**WHAT IS ASKED:**
Exclude the pictures and return every line exactly as written.

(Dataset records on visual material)
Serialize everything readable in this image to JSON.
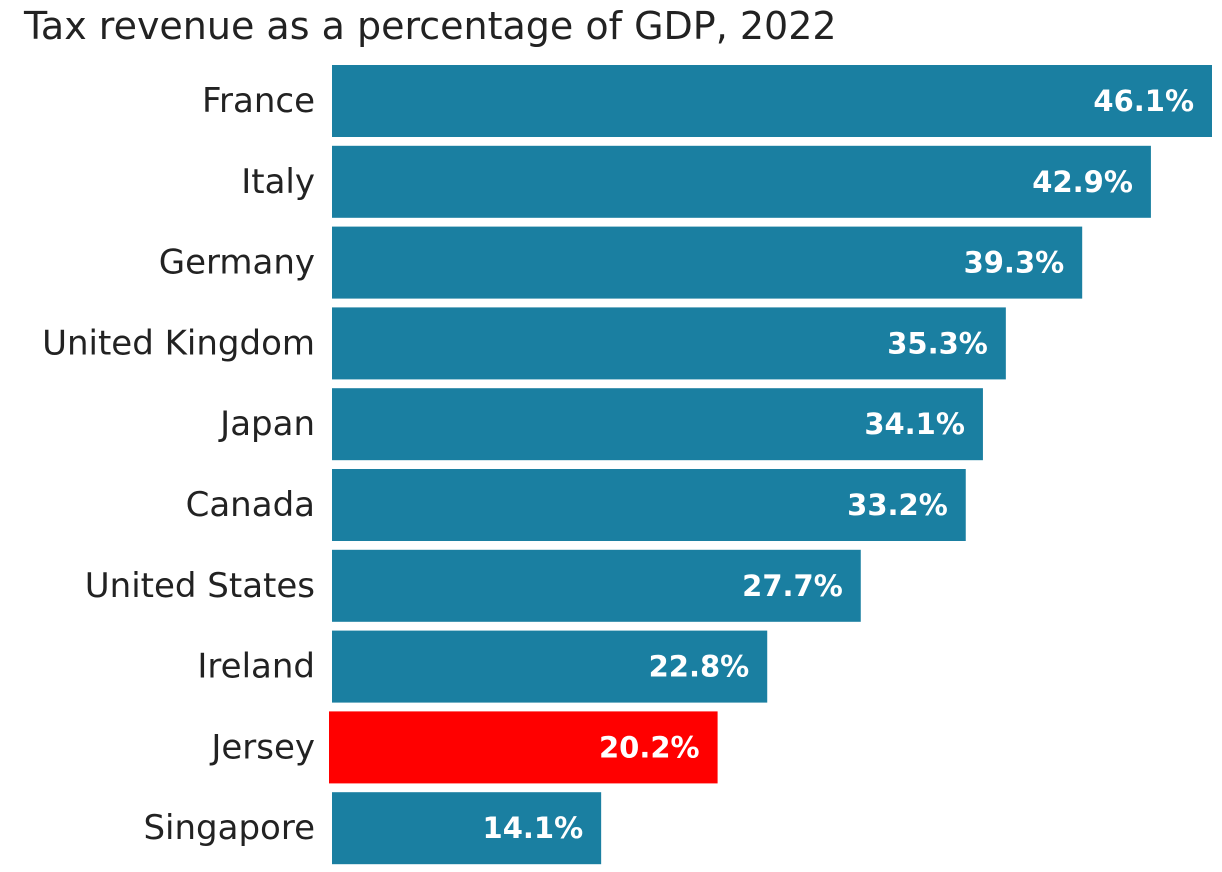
{
  "chart_data": {
    "type": "bar",
    "orientation": "horizontal",
    "title": "Tax revenue as a percentage of GDP, 2022",
    "xlabel": "",
    "ylabel": "",
    "xlim": [
      0,
      46.1
    ],
    "grid": false,
    "legend": "none",
    "categories": [
      "France",
      "Italy",
      "Germany",
      "United Kingdom",
      "Japan",
      "Canada",
      "United States",
      "Ireland",
      "Jersey",
      "Singapore"
    ],
    "values": [
      46.1,
      42.9,
      39.3,
      35.3,
      34.1,
      33.2,
      27.7,
      22.8,
      20.2,
      14.1
    ],
    "value_labels": [
      "46.1%",
      "42.9%",
      "39.3%",
      "35.3%",
      "34.1%",
      "33.2%",
      "27.7%",
      "22.8%",
      "20.2%",
      "14.1%"
    ],
    "colors": {
      "default": "#1a7fa1",
      "highlight": "#ff0000",
      "highlight_category": "Jersey"
    }
  }
}
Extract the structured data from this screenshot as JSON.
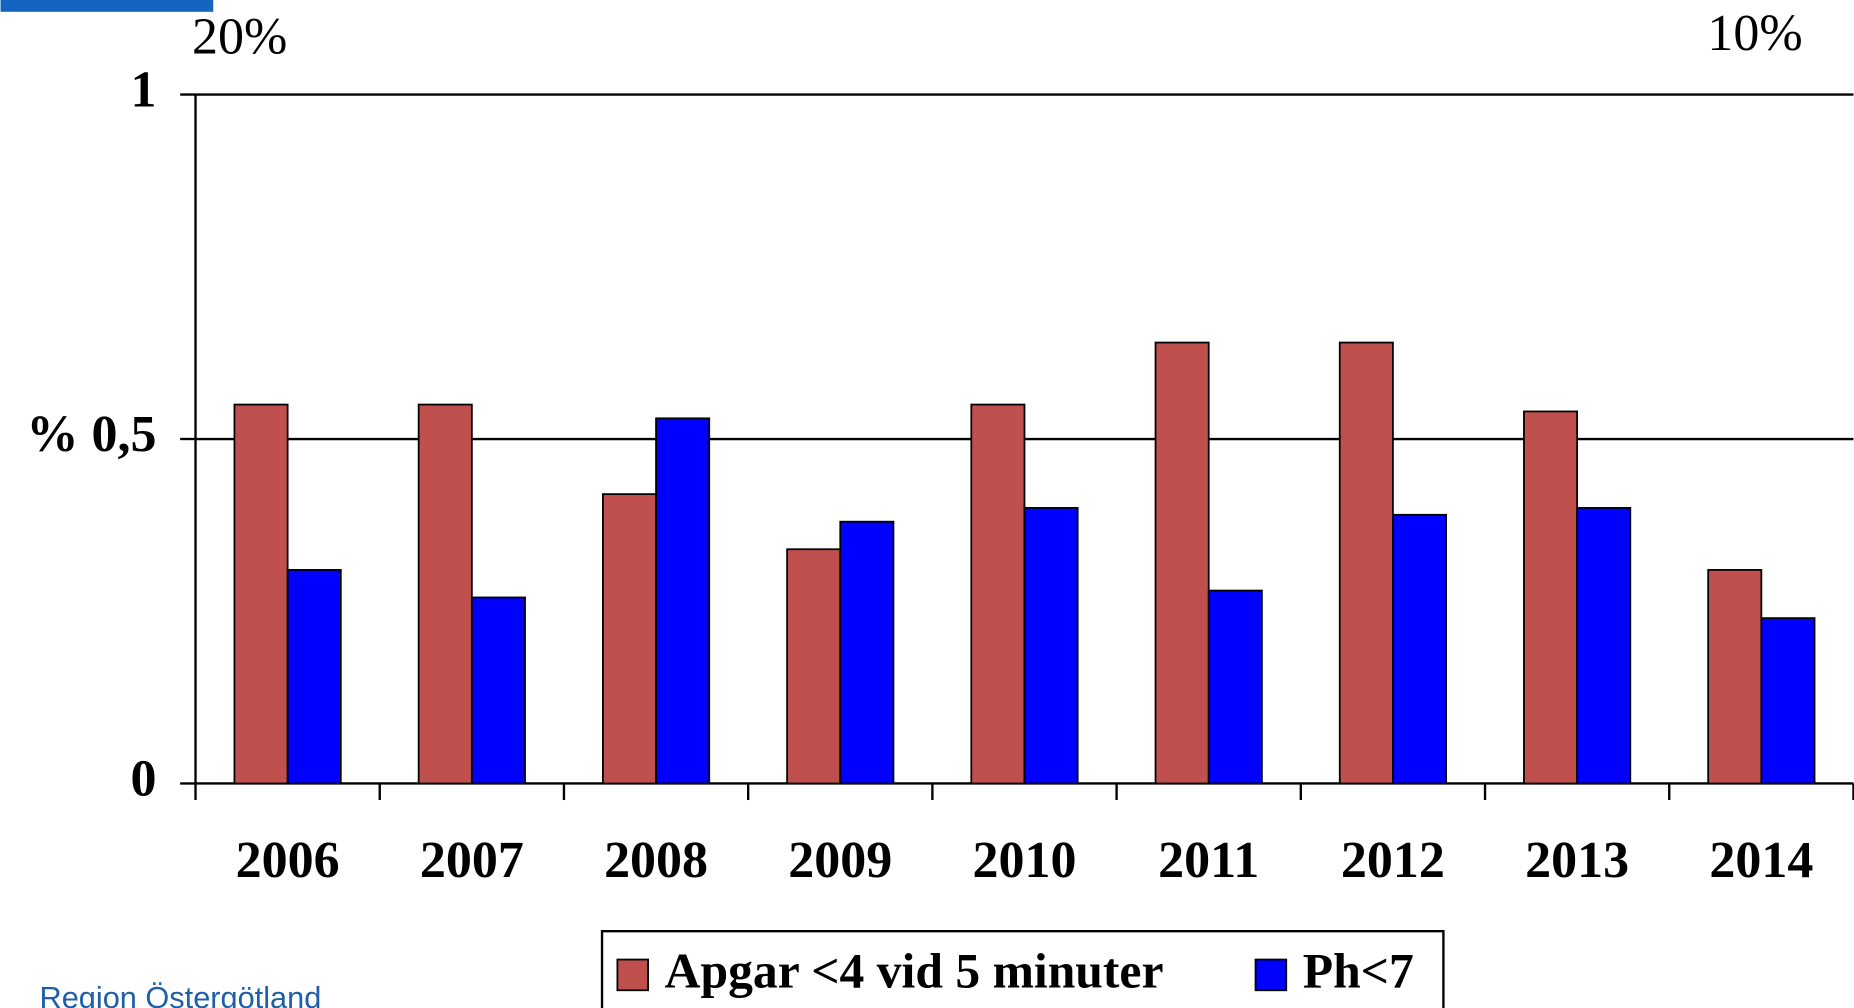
{
  "chart_data": {
    "type": "bar",
    "annotations": [
      "20%",
      "10%"
    ],
    "footer": "Region Östergötland",
    "categories": [
      "2006",
      "2007",
      "2008",
      "2009",
      "2010",
      "2011",
      "2012",
      "2013",
      "2014"
    ],
    "series": [
      {
        "name": "Apgar <4 vid 5 minuter",
        "color": "#c0504d",
        "values": [
          0.55,
          0.55,
          0.42,
          0.34,
          0.55,
          0.64,
          0.64,
          0.54,
          0.31
        ]
      },
      {
        "name": "Ph<7",
        "color": "#0000ff",
        "values": [
          0.31,
          0.27,
          0.53,
          0.38,
          0.4,
          0.28,
          0.39,
          0.4,
          0.24
        ]
      }
    ],
    "ylim": [
      0,
      1
    ],
    "yticks": [
      0,
      {
        "value": 0.5,
        "label": "% 0,5"
      },
      1
    ],
    "grid": true
  }
}
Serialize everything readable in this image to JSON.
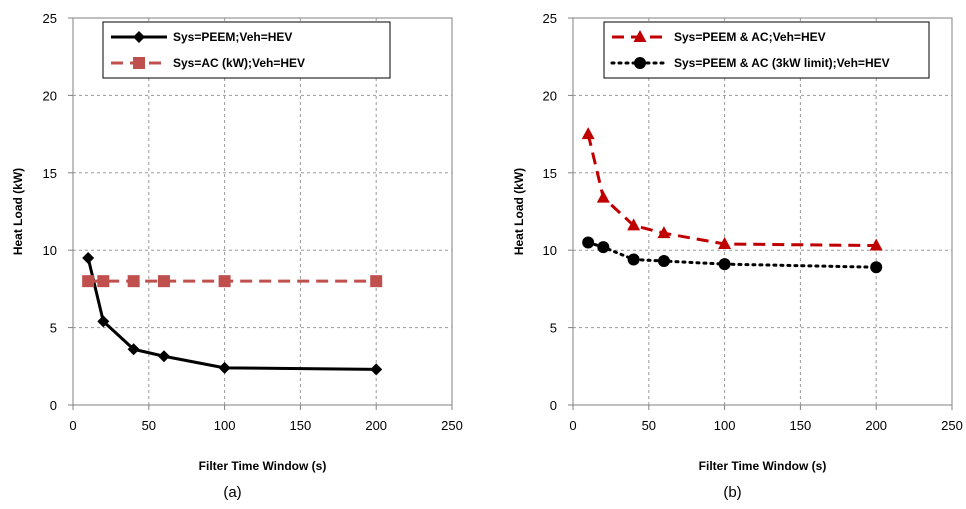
{
  "chart_data": [
    {
      "id": "a",
      "type": "line",
      "panel_label": "(a)",
      "xlabel": "Filter Time Window (s)",
      "ylabel": "Heat Load (kW)",
      "xlim": [
        0,
        250
      ],
      "ylim": [
        0,
        25
      ],
      "xticks": [
        0,
        50,
        100,
        150,
        200,
        250
      ],
      "yticks": [
        0,
        5,
        10,
        15,
        20,
        25
      ],
      "grid": true,
      "legend_position": "top-right",
      "series": [
        {
          "name": "Sys=PEEM;Veh=HEV",
          "color": "#000000",
          "line_style": "solid",
          "marker": "diamond",
          "x": [
            10,
            20,
            40,
            60,
            100,
            200
          ],
          "y": [
            9.5,
            5.4,
            3.6,
            3.15,
            2.4,
            2.3
          ]
        },
        {
          "name": "Sys=AC (kW);Veh=HEV",
          "color": "#c0504d",
          "line_style": "dashed",
          "marker": "square",
          "x": [
            10,
            20,
            40,
            60,
            100,
            200
          ],
          "y": [
            8,
            8,
            8,
            8,
            8,
            8
          ]
        }
      ]
    },
    {
      "id": "b",
      "type": "line",
      "panel_label": "(b)",
      "xlabel": "Filter Time Window (s)",
      "ylabel": "Heat Load (kW)",
      "xlim": [
        0,
        250
      ],
      "ylim": [
        0,
        25
      ],
      "xticks": [
        0,
        50,
        100,
        150,
        200,
        250
      ],
      "yticks": [
        0,
        5,
        10,
        15,
        20,
        25
      ],
      "grid": true,
      "legend_position": "top-right",
      "series": [
        {
          "name": "Sys=PEEM & AC;Veh=HEV",
          "color": "#c00000",
          "line_style": "dashed",
          "marker": "triangle",
          "x": [
            10,
            20,
            40,
            60,
            100,
            200
          ],
          "y": [
            17.5,
            13.4,
            11.6,
            11.1,
            10.4,
            10.3
          ]
        },
        {
          "name": "Sys=PEEM & AC (3kW limit);Veh=HEV",
          "color": "#000000",
          "line_style": "dotted",
          "marker": "circle",
          "x": [
            10,
            20,
            40,
            60,
            100,
            200
          ],
          "y": [
            10.5,
            10.2,
            9.4,
            9.3,
            9.1,
            8.9
          ]
        }
      ]
    }
  ]
}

**FULL RESPONSE:**
Serialize everything readable in this image to JSON.
{
  "chart_data": {
    "type": "bar",
    "orientation": "horizontal",
    "title": "Tax revenue as a percentage of GDP, 2022",
    "xlabel": "",
    "ylabel": "",
    "xlim": [
      0,
      46.1
    ],
    "grid": false,
    "legend": "none",
    "categories": [
      "France",
      "Italy",
      "Germany",
      "United Kingdom",
      "Japan",
      "Canada",
      "United States",
      "Ireland",
      "Jersey",
      "Singapore"
    ],
    "values": [
      46.1,
      42.9,
      39.3,
      35.3,
      34.1,
      33.2,
      27.7,
      22.8,
      20.2,
      14.1
    ],
    "value_labels": [
      "46.1%",
      "42.9%",
      "39.3%",
      "35.3%",
      "34.1%",
      "33.2%",
      "27.7%",
      "22.8%",
      "20.2%",
      "14.1%"
    ],
    "colors": {
      "default": "#1a7fa1",
      "highlight": "#ff0000",
      "highlight_category": "Jersey"
    }
  }
}
Extract the structured data from this screenshot as JSON.
{
  "chart_data": {
    "type": "bar",
    "annotations": [
      "20%",
      "10%"
    ],
    "footer": "Region Östergötland",
    "categories": [
      "2006",
      "2007",
      "2008",
      "2009",
      "2010",
      "2011",
      "2012",
      "2013",
      "2014"
    ],
    "series": [
      {
        "name": "Apgar <4 vid 5 minuter",
        "color": "#c0504d",
        "values": [
          0.55,
          0.55,
          0.42,
          0.34,
          0.55,
          0.64,
          0.64,
          0.54,
          0.31
        ]
      },
      {
        "name": "Ph<7",
        "color": "#0000ff",
        "values": [
          0.31,
          0.27,
          0.53,
          0.38,
          0.4,
          0.28,
          0.39,
          0.4,
          0.24
        ]
      }
    ],
    "ylim": [
      0,
      1
    ],
    "yticks": [
      0,
      {
        "value": 0.5,
        "label": "% 0,5"
      },
      1
    ],
    "grid": true
  }
}
Serialize everything readable in this image to JSON.
{
  "chart_data": [
    {
      "id": "a",
      "type": "line",
      "panel_label": "(a)",
      "xlabel": "Filter Time Window (s)",
      "ylabel": "Heat Load (kW)",
      "xlim": [
        0,
        250
      ],
      "ylim": [
        0,
        25
      ],
      "xticks": [
        0,
        50,
        100,
        150,
        200,
        250
      ],
      "yticks": [
        0,
        5,
        10,
        15,
        20,
        25
      ],
      "grid": true,
      "legend_position": "top-right",
      "series": [
        {
          "name": "Sys=PEEM;Veh=HEV",
          "color": "#000000",
          "line_style": "solid",
          "marker": "diamond",
          "x": [
            10,
            20,
            40,
            60,
            100,
            200
          ],
          "y": [
            9.5,
            5.4,
            3.6,
            3.15,
            2.4,
            2.3
          ]
        },
        {
          "name": "Sys=AC (kW);Veh=HEV",
          "color": "#c0504d",
          "line_style": "dashed",
          "marker": "square",
          "x": [
            10,
            20,
            40,
            60,
            100,
            200
          ],
          "y": [
            8,
            8,
            8,
            8,
            8,
            8
          ]
        }
      ]
    },
    {
      "id": "b",
      "type": "line",
      "panel_label": "(b)",
      "xlabel": "Filter Time Window (s)",
      "ylabel": "Heat Load (kW)",
      "xlim": [
        0,
        250
      ],
      "ylim": [
        0,
        25
      ],
      "xticks": [
        0,
        50,
        100,
        150,
        200,
        250
      ],
      "yticks": [
        0,
        5,
        10,
        15,
        20,
        25
      ],
      "grid": true,
      "legend_position": "top-right",
      "series": [
        {
          "name": "Sys=PEEM & AC;Veh=HEV",
          "color": "#c00000",
          "line_style": "dashed",
          "marker": "triangle",
          "x": [
            10,
            20,
            40,
            60,
            100,
            200
          ],
          "y": [
            17.5,
            13.4,
            11.6,
            11.1,
            10.4,
            10.3
          ]
        },
        {
          "name": "Sys=PEEM & AC (3kW limit);Veh=HEV",
          "color": "#000000",
          "line_style": "dotted",
          "marker": "circle",
          "x": [
            10,
            20,
            40,
            60,
            100,
            200
          ],
          "y": [
            10.5,
            10.2,
            9.4,
            9.3,
            9.1,
            8.9
          ]
        }
      ]
    }
  ]
}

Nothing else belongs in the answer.